Given problem :: Copy out all lines that carry the word "변경없음".

Records to use ::
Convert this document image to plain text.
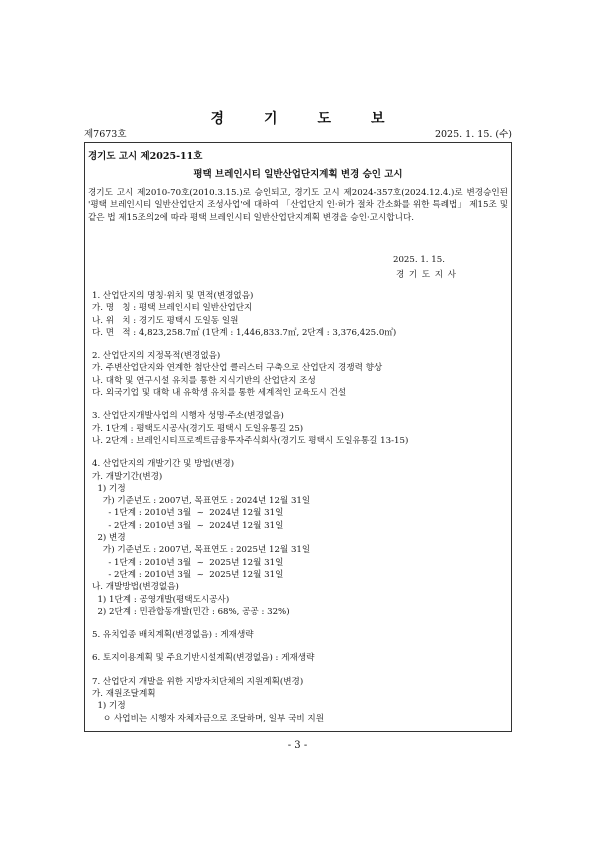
경기도보
제7673호	2025. 1. 15. (수)
경기도 고시 제2025-11호
평택 브레인시티 일반산업단지계획 변경 승인 고시

경기도 고시 제2010-70호(2010.3.15.)로 승인되고, 경기도 고시 제2024-357호(2024.12.4.)로 변경승인된 '평택 브레인시티 일반산업단지 조성사업'에 대하여 「산업단지 인·허가 절차 간소화를 위한 특례법」 제15조 및 같은 법 제15조의2에 따라 평택 브레인시티 일반산업단지계획 변경을 승인·고시합니다.

2025. 1. 15.
경기도지사
1. 산업단지의 명칭·위치 및 면적(변경없음)
가. 명   칭 : 평택 브레인시티 일반산업단지
나. 위   치 : 경기도 평택시 도일동 일원
다. 면   적 : 4,823,258.7㎡ (1단계 : 1,446,833.7㎡, 2단계 : 3,376,425.0㎡)
2. 산업단지의 지정목적(변경없음)
가. 주변산업단지와 연계한 첨단산업 클러스터 구축으로 산업단지 경쟁력 향상
나. 대학 및 연구시설 유치를 통한 지식기반의 산업단지 조성
다. 외국기업 및 대학 내 유학생 유치를 통한 세계적인 교육도시 건설
3. 산업단지개발사업의 시행자 성명·주소(변경없음)
가. 1단계 : 평택도시공사(경기도 평택시 도일유통길 25)
나. 2단계 : 브레인시티프로젝트금융투자주식회사(경기도 평택시 도일유통길 13-15)
4. 산업단지의 개발기간 및 방법(변경)
가. 개발기간(변경)
1) 기정
가) 기준년도 : 2007년, 목표연도 : 2024년 12월 31일
- 1단계 : 2010년 3월  ~  2024년 12월 31일
- 2단계 : 2010년 3월  ~  2024년 12월 31일
2) 변경
가) 기준년도 : 2007년, 목표연도 : 2025년 12월 31일
- 1단계 : 2010년 3월  ~  2025년 12월 31일
- 2단계 : 2010년 3월  ~  2025년 12월 31일
나. 개발방법(변경없음)
1) 1단계 : 공영개발(평택도시공사)
2) 2단계 : 민관합동개발(민간 : 68%, 공공 : 32%)
5. 유치업종 배치계획(변경없음) : 게재생략
6. 토지이용계획 및 주요기반시설계획(변경없음) : 게재생략
7. 산업단지 개발을 위한 지방자치단체의 지원계획(변경)
가. 재원조달계획
1) 기정
ㅇ 사업비는 시행자 자체자금으로 조달하며, 일부 국비 지원
- 3 -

Result for this exercise ::
1. 산업단지의 명칭·위치 및 면적(변경없음)
2. 산업단지의 지정목적(변경없음)
3. 산업단지개발사업의 시행자 성명·주소(변경없음)
나. 개발방법(변경없음)
5. 유치업종 배치계획(변경없음) : 게재생략
6. 토지이용계획 및 주요기반시설계획(변경없음) : 게재생략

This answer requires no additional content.